>>>

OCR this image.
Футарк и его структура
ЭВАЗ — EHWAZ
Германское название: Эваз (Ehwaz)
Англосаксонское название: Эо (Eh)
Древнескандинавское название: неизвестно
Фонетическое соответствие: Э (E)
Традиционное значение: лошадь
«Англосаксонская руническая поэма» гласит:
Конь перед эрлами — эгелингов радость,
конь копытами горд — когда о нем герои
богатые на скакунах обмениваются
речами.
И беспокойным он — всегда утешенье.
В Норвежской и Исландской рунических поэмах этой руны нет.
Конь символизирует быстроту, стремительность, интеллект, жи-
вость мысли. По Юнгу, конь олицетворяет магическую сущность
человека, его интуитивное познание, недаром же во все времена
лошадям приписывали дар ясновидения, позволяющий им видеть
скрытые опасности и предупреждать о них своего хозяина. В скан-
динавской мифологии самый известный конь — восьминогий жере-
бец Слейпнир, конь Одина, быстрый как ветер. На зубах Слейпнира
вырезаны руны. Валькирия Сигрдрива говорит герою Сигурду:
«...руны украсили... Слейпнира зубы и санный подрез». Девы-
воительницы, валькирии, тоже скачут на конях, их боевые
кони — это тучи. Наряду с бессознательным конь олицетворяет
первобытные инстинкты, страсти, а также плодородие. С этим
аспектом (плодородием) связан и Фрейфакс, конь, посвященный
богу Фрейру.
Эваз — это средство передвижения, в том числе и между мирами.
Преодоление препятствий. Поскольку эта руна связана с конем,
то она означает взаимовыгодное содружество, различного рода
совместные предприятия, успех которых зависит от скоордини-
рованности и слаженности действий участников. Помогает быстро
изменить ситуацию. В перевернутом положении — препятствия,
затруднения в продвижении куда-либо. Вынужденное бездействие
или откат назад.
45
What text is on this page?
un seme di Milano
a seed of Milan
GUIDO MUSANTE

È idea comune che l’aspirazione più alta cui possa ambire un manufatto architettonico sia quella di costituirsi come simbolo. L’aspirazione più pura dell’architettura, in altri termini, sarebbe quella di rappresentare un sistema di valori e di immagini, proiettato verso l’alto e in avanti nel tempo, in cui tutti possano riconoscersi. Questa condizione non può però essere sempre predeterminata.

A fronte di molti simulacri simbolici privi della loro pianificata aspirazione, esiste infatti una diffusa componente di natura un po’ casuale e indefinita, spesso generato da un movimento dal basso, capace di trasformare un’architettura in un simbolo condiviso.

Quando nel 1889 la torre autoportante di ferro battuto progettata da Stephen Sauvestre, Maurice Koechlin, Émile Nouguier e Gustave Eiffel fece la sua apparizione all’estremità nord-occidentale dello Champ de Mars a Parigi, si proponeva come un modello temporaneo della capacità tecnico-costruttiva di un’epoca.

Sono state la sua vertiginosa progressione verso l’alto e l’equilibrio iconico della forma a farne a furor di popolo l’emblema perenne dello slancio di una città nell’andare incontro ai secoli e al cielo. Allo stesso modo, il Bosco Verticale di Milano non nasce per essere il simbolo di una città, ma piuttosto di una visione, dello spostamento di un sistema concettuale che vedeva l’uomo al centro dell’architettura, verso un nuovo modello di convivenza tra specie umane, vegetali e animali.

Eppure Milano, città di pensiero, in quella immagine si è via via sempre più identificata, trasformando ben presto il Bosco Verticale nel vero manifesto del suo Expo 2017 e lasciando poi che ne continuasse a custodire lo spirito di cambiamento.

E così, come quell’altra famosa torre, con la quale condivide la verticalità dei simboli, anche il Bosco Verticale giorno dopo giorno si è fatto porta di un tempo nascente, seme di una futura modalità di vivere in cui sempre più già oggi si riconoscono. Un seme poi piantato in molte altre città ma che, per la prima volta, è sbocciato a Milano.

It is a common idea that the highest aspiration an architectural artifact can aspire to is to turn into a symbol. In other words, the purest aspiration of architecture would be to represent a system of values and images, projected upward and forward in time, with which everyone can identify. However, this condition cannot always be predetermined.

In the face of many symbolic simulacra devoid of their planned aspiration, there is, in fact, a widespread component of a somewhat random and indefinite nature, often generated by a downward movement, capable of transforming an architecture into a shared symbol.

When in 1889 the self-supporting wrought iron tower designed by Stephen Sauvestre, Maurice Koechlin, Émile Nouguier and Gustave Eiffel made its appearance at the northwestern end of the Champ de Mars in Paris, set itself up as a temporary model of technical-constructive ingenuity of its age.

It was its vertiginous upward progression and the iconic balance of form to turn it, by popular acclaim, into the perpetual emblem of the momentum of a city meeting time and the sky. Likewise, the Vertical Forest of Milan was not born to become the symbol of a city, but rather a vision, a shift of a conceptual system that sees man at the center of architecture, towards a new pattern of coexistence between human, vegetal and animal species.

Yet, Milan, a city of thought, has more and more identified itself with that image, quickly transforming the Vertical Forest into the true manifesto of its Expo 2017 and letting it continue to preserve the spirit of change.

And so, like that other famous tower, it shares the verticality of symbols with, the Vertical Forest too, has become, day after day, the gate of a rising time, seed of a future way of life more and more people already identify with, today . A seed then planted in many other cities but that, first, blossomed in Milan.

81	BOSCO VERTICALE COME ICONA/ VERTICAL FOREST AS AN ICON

<<<

• Set problem: Repeat all the records. Match each line exactly.

• Completed exercise:
OCR this image.
Футарк и его структура
ЭВАЗ — EHWAZ
Германское название: Эваз (Ehwaz)
Англосаксонское название: Эо (Eh)
Древнескандинавское название: неизвестно
Фонетическое соответствие: Э (E)
Традиционное значение: лошадь
«Англосаксонская руническая поэма» гласит:
Конь перед эрлами — эгелингов радость,
конь копытами горд — когда о нем герои
богатые на скакунах обмениваются
речами.
И беспокойным он — всегда утешенье.
В Норвежской и Исландской рунических поэмах этой руны нет.
Конь символизирует быстроту, стремительность, интеллект, жи-
вость мысли. По Юнгу, конь олицетворяет магическую сущность
человека, его интуитивное познание, недаром же во все времена
лошадям приписывали дар ясновидения, позволяющий им видеть
скрытые опасности и предупреждать о них своего хозяина. В скан-
динавской мифологии самый известный конь — восьминогий жере-
бец Слейпнир, конь Одина, быстрый как ветер. На зубах Слейпнира
вырезаны руны. Валькирия Сигрдрива говорит герою Сигурду:
«...руны украсили... Слейпнира зубы и санный подрез». Девы-
воительницы, валькирии, тоже скачут на конях, их боевые
кони — это тучи. Наряду с бессознательным конь олицетворяет
первобытные инстинкты, страсти, а также плодородие. С этим
аспектом (плодородием) связан и Фрейфакс, конь, посвященный
богу Фрейру.
Эваз — это средство передвижения, в том числе и между мирами.
Преодоление препятствий. Поскольку эта руна связана с конем,
то она означает взаимовыгодное содружество, различного рода
совместные предприятия, успех которых зависит от скоордини-
рованности и слаженности действий участников. Помогает быстро
изменить ситуацию. В перевернутом положении — препятствия,
затруднения в продвижении куда-либо. Вынужденное бездействие
или откат назад.
45
What text is on this page?
un seme di Milano
a seed of Milan
GUIDO MUSANTE

È idea comune che l’aspirazione più alta cui possa ambire un manufatto architettonico sia quella di costituirsi come simbolo. L’aspirazione più pura dell’architettura, in altri termini, sarebbe quella di rappresentare un sistema di valori e di immagini, proiettato verso l’alto e in avanti nel tempo, in cui tutti possano riconoscersi. Questa condizione non può però essere sempre predeterminata.

A fronte di molti simulacri simbolici privi della loro pianificata aspirazione, esiste infatti una diffusa componente di natura un po’ casuale e indefinita, spesso generato da un movimento dal basso, capace di trasformare un’architettura in un simbolo condiviso.

Quando nel 1889 la torre autoportante di ferro battuto progettata da Stephen Sauvestre, Maurice Koechlin, Émile Nouguier e Gustave Eiffel fece la sua apparizione all’estremità nord-occidentale dello Champ de Mars a Parigi, si proponeva come un modello temporaneo della capacità tecnico-costruttiva di un’epoca.

Sono state la sua vertiginosa progressione verso l’alto e l’equilibrio iconico della forma a farne a furor di popolo l’emblema perenne dello slancio di una città nell’andare incontro ai secoli e al cielo. Allo stesso modo, il Bosco Verticale di Milano non nasce per essere il simbolo di una città, ma piuttosto di una visione, dello spostamento di un sistema concettuale che vedeva l’uomo al centro dell’architettura, verso un nuovo modello di convivenza tra specie umane, vegetali e animali.

Eppure Milano, città di pensiero, in quella immagine si è via via sempre più identificata, trasformando ben presto il Bosco Verticale nel vero manifesto del suo Expo 2017 e lasciando poi che ne continuasse a custodire lo spirito di cambiamento.

E così, come quell’altra famosa torre, con la quale condivide la verticalità dei simboli, anche il Bosco Verticale giorno dopo giorno si è fatto porta di un tempo nascente, seme di una futura modalità di vivere in cui sempre più già oggi si riconoscono. Un seme poi piantato in molte altre città ma che, per la prima volta, è sbocciato a Milano.

It is a common idea that the highest aspiration an architectural artifact can aspire to is to turn into a symbol. In other words, the purest aspiration of architecture would be to represent a system of values and images, projected upward and forward in time, with which everyone can identify. However, this condition cannot always be predetermined.

In the face of many symbolic simulacra devoid of their planned aspiration, there is, in fact, a widespread component of a somewhat random and indefinite nature, often generated by a downward movement, capable of transforming an architecture into a shared symbol.

When in 1889 the self-supporting wrought iron tower designed by Stephen Sauvestre, Maurice Koechlin, Émile Nouguier and Gustave Eiffel made its appearance at the northwestern end of the Champ de Mars in Paris, set itself up as a temporary model of technical-constructive ingenuity of its age.

It was its vertiginous upward progression and the iconic balance of form to turn it, by popular acclaim, into the perpetual emblem of the momentum of a city meeting time and the sky. Likewise, the Vertical Forest of Milan was not born to become the symbol of a city, but rather a vision, a shift of a conceptual system that sees man at the center of architecture, towards a new pattern of coexistence between human, vegetal and animal species.

Yet, Milan, a city of thought, has more and more identified itself with that image, quickly transforming the Vertical Forest into the true manifesto of its Expo 2017 and letting it continue to preserve the spirit of change.

And so, like that other famous tower, it shares the verticality of symbols with, the Vertical Forest too, has become, day after day, the gate of a rising time, seed of a future way of life more and more people already identify with, today . A seed then planted in many other cities but that, first, blossomed in Milan.

81	BOSCO VERTICALE COME ICONA/ VERTICAL FOREST AS AN ICON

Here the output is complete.